- _Directions_
Separate out the lines that hold "unresponsive".

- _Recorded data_
--- Start ---

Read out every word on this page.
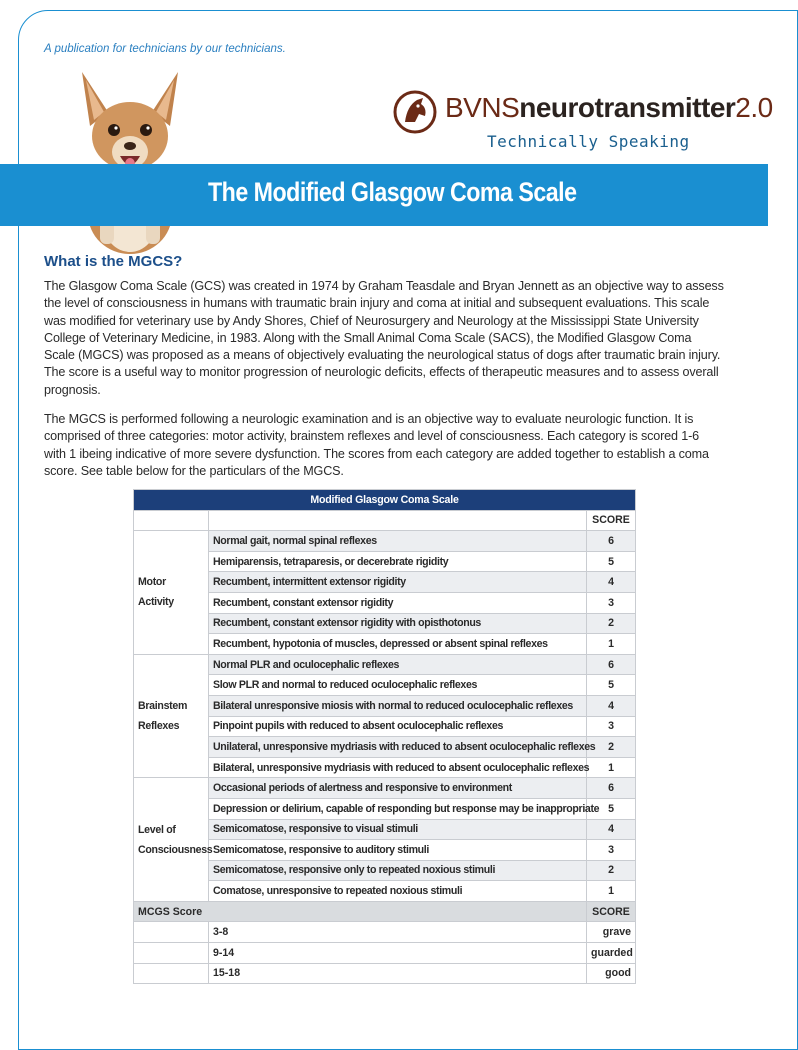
A publication for technicians by our technicians.
BVNSneurotransmitter2.0
Technically Speaking
The Modified Glasgow Coma Scale
What is the MGCS?

The Glasgow Coma Scale (GCS) was created in 1974 by Graham Teasdale and Bryan Jennett as an objective way to assess the level of consciousness in humans with traumatic brain injury and coma at initial and subsequent evaluations. This scale was modified for veterinary use by Andy Shores, Chief of Neurosurgery and Neurology at the Mississippi State University College of Veterinary Medicine, in 1983. Along with the Small Animal Coma Scale (SACS), the Modified Glasgow Coma Scale (MGCS) was proposed as a means of objectively evaluating the neurological status of dogs after traumatic brain injury. The score is a useful way to monitor progression of neurologic deficits, effects of therapeutic measures and to assess overall prognosis.

The MGCS is performed following a neurologic examination and is an objective way to evaluate neurologic function. It is comprised of three categories: motor activity, brainstem reflexes and level of consciousness. Each category is scored 1-6 with 1 ibeing indicative of more severe dysfunction. The scores from each category are added together to establish a coma score. See table below for the particulars of the MGCS.

Modified Glasgow Coma Scale		
		SCORE

Motor Activity	Normal gait, normal spinal reflexes	6
	Hemiparensis, tetraparesis, or decerebrate rigidity	5
	Recumbent, intermittent extensor rigidity	4
	Recumbent, constant extensor rigidity	3
	Recumbent, constant extensor rigidity with opisthotonus	2
	Recumbent, hypotonia of muscles, depressed or absent spinal reflexes	1

Brainstem Reflexes	Normal PLR and oculocephalic reflexes	6
	Slow PLR and normal to reduced oculocephalic reflexes	5
	Bilateral unresponsive miosis with normal to reduced oculocephalic reflexes	4
	Pinpoint pupils with reduced to absent oculocephalic reflexes	3
	Unilateral, unresponsive mydriasis with reduced to absent oculocephalic reflexes	2
	Bilateral, unresponsive mydriasis with reduced to absent oculocephalic reflexes	1

Level of Consciousness	Occasional periods of alertness and responsive to environment	6
	Depression or delirium, capable of responding but response may be inappropriate	5
	Semicomatose, responsive to visual stimuli	4
	Semicomatose, responsive to auditory stimuli	3
	Semicomatose, responsive only to repeated noxious stimuli	2
	Comatose, unresponsive to repeated noxious stimuli	1
MCGS Score		SCORE
	3-8	grave
	9-14	guarded
	15-18	good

--- End ---

- _Answer below_
	Bilateral unresponsive miosis with normal to reduced oculocephalic reflexes	4
	Unilateral, unresponsive mydriasis with reduced to absent oculocephalic reflexes	2
	Bilateral, unresponsive mydriasis with reduced to absent oculocephalic reflexes	1
	Comatose, unresponsive to repeated noxious stimuli	1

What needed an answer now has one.